Which nursing instruction should the nurse discuss with the client who is receiving glucocorticoids for Addison’s disease?
- A. Discuss the importance of tapering medications when discontinuing medication.
- B. Explain the dose may need to be increased during times of stress or infection.
- C. Instruct the client to take medication on an empty stomach with a glass of water.
- D. Encourage the client to wear clean white socks when wearing tennis shoes.
Correct Answer: B
Rationale: Addison’s disease requires glucocorticoid replacement, and doses must be increased during stress or infection to mimic the body’s natural cortisol response and prevent adrenal crisis. Tapering applies to exogenous steroid cessation, empty stomach intake is incorrect, and socks are irrelevant.
Twelve hours after a transsphenoidal hypophysectomy, the client keeps clearing his throat and complains of a drip in his mouth. To accurately assess this, the nurse should test the fluid for:
- A. sugar.
- B. protein.
- C. bacteria.
- D. blood.
Correct Answer: A
Rationale: A post-nasal drip post-transsphenoidal hypophysectomy may indicate cerebrospinal fluid (CSF) leakage, which contains glucose (sugar), unlike saliva or mucus.
Which laboratory data make the nurse suspect the client with primary hyperparathyroidism is experiencing a complication?
- A. A serum creatinine level of 2.8 mg/dL.
- B. A calcium level of 9.2 mg/dL.
- C. A serum triglyceride level of 130 mg/dL.
- D. A sodium level of 135 mEq/L.
Correct Answer: A
Rationale: Elevated creatinine (2.8 mg/dL) suggests kidney damage, a complication of hyperparathyroidism’s hypercalcemia. Normal calcium, triglycerides, and sodium are unremarkable.
Which statement indicates that a client with an elevated 2-hour postprandial blood glucose level understands the significance of the screening test?
- A. I need to eat less frequently.
- B. I need to consult my physician.
- C. I need to begin taking insulin.
Correct Answer: B
Rationale: An elevated postprandial glucose level warrants further medical evaluation by a physician.

● The data:
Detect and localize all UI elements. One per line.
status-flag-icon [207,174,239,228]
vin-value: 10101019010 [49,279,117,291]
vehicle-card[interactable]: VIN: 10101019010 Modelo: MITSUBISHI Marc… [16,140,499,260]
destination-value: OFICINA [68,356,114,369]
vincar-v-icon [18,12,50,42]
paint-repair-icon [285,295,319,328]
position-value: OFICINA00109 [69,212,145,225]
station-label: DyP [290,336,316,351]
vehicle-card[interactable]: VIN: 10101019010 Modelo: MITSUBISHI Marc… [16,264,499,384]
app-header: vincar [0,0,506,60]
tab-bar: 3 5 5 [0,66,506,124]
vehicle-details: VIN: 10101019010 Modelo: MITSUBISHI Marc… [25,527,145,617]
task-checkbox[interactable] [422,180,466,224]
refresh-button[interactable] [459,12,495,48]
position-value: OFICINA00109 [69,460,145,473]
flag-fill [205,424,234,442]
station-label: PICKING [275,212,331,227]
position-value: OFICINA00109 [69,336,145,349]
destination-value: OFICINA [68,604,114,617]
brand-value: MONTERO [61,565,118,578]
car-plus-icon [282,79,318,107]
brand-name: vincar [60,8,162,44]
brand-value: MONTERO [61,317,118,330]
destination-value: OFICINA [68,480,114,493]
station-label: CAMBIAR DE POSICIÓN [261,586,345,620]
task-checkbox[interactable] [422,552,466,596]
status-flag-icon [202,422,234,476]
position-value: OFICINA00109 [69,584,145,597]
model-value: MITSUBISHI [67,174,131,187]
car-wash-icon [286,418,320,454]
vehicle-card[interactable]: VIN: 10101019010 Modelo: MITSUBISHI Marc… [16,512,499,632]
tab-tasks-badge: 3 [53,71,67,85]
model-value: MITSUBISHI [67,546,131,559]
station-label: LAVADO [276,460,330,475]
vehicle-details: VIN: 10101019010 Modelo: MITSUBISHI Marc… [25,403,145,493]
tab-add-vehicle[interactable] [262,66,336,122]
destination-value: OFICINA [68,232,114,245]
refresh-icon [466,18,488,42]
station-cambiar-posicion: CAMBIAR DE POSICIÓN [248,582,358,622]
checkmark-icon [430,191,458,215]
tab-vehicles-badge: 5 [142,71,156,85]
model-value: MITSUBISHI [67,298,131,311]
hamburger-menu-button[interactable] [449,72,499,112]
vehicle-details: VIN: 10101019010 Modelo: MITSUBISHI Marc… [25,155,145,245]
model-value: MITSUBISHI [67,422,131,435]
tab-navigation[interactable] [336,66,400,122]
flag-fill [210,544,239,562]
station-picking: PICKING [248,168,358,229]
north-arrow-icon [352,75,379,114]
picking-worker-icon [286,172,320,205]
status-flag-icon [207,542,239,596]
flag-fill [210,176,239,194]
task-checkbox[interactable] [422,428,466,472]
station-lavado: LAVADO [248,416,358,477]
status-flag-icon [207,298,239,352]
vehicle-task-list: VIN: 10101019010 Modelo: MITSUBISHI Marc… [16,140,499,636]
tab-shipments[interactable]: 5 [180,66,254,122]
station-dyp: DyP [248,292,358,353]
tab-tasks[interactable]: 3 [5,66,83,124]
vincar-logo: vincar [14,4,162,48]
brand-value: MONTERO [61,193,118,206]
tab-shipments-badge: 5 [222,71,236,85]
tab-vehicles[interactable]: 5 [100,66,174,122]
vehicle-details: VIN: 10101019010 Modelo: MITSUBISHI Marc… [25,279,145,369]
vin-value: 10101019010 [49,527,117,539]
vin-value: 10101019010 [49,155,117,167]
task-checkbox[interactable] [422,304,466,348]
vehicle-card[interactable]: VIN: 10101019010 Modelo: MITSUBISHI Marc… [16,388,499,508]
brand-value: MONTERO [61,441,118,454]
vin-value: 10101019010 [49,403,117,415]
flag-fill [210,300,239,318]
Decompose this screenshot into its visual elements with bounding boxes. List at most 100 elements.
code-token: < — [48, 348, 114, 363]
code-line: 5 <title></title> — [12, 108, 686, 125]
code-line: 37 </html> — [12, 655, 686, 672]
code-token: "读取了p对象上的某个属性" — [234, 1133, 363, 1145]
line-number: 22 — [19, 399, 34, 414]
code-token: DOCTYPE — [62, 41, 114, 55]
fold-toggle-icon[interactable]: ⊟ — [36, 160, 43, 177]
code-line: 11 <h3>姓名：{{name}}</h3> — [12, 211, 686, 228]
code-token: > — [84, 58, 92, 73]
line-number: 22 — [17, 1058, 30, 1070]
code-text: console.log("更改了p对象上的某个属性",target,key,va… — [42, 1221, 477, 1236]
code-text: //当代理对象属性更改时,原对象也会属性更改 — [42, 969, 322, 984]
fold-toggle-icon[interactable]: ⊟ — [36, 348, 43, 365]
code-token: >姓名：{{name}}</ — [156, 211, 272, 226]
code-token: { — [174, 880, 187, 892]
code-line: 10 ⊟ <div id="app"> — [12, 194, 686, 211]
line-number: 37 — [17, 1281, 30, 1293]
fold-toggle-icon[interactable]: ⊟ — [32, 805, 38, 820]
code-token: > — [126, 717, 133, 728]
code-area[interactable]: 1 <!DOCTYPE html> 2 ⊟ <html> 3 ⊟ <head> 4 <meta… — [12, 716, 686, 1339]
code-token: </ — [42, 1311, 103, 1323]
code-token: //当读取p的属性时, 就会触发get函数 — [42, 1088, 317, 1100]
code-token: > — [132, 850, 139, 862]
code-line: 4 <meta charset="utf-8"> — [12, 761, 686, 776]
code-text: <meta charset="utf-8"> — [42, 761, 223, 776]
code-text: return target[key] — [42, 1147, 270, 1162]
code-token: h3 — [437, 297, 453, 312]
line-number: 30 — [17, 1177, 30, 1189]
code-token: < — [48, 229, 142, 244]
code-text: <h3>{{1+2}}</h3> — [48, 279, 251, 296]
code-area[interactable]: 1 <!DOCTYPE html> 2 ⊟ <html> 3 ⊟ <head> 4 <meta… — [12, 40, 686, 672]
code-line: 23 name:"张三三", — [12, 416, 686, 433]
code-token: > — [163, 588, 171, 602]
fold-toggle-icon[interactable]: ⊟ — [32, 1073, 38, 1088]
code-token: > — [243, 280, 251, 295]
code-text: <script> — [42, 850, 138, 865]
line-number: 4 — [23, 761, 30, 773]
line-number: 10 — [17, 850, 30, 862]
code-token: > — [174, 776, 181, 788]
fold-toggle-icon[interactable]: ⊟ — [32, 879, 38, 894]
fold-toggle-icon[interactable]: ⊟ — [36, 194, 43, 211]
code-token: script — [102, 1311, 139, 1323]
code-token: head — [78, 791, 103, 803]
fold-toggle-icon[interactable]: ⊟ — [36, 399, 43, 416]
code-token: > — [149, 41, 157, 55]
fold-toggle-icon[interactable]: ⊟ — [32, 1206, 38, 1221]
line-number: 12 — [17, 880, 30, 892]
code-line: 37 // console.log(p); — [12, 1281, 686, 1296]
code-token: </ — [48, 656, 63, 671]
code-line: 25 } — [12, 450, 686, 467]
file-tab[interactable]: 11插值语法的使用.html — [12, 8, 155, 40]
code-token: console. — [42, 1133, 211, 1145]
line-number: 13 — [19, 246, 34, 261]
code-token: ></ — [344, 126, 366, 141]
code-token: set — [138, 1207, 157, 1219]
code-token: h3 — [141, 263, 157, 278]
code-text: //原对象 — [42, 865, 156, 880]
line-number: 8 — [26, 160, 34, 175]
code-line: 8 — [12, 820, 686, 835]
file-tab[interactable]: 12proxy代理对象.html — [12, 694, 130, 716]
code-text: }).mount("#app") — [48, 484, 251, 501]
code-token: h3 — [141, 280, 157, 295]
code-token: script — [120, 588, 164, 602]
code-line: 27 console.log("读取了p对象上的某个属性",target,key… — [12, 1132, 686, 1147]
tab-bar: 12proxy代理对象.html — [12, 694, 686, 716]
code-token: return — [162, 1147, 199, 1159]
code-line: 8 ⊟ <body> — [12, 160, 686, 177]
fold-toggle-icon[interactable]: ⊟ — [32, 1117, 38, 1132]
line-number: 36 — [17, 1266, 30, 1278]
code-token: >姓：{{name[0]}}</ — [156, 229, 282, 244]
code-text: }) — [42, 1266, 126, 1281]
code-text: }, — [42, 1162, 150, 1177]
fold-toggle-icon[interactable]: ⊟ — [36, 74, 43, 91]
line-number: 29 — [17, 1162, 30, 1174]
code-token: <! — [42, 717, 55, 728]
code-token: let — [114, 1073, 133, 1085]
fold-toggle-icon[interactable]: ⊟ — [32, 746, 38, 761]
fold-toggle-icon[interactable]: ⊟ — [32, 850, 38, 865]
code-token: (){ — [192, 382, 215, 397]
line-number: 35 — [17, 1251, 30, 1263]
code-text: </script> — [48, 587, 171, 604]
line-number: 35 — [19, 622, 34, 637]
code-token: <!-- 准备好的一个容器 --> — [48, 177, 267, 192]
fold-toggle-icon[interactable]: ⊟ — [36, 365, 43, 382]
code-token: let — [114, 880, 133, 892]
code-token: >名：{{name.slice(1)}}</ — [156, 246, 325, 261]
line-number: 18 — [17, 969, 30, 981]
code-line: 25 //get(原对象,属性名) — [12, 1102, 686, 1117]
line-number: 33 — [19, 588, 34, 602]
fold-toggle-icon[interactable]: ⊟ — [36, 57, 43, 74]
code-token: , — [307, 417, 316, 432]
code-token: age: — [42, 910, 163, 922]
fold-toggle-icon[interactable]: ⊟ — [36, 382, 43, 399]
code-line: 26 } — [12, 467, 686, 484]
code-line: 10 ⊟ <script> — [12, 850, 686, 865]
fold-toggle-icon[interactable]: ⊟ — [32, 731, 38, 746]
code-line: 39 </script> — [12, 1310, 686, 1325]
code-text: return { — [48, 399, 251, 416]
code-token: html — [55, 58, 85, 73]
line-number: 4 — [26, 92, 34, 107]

● Explore the material:
A. Using the nursing quiz, decide whether each statement agrees with it. Answer yes or no for each, and quote the words that settle it.
(i) A client taking glucocorticoids for Addison's disease may need a higher dose during stress or infection.
(ii) Following a transsphenoidal hypophysectomy, the fluid the client complains of should be tested for protein.
(iii) In primary hyperparathyroidism, a calcium level of 9.2 mg/dL is the finding that points to a complication.
B. According to the nursing quiz, what might a post-nasal drip after a transsphenoidal hypophysectomy indicate?
C. Reproduce the passage of the nursing quiz between "- C. Instruct" and "- B. protein.", inclusive.

● Answer set:
A.
(i) Yes: "doses must be increased during stress or infection to mimic the body’s natural cortisol response and prevent adrenal crisis"
(ii) No: "which contains glucose (sugar), unlike saliva or mucus"
(iii) No: "Normal calcium, triglycerides, and sodium are unremarkable."

B. It may indicate cerebrospinal fluid (CSF) leakage.

C.
- C. Instruct the client to take medication on an empty stomach with a glass of water.
- D. Encourage the client to wear clean white socks when wearing tennis shoes.
Correct Answer: B
Rationale: Addison’s disease requires glucocorticoid replacement, and doses must be increased during stress or infection to mimic the body’s natural cortisol response and prevent adrenal crisis. Tapering applies to exogenous steroid cessation, empty stomach intake is incorrect, and socks are irrelevant.
Twelve hours after a transsphenoidal hypophysectomy, the client keeps clearing his throat and complains of a drip in his mouth. To accurately assess this, the nurse should test the fluid for:
- A. sugar.
- B. protein.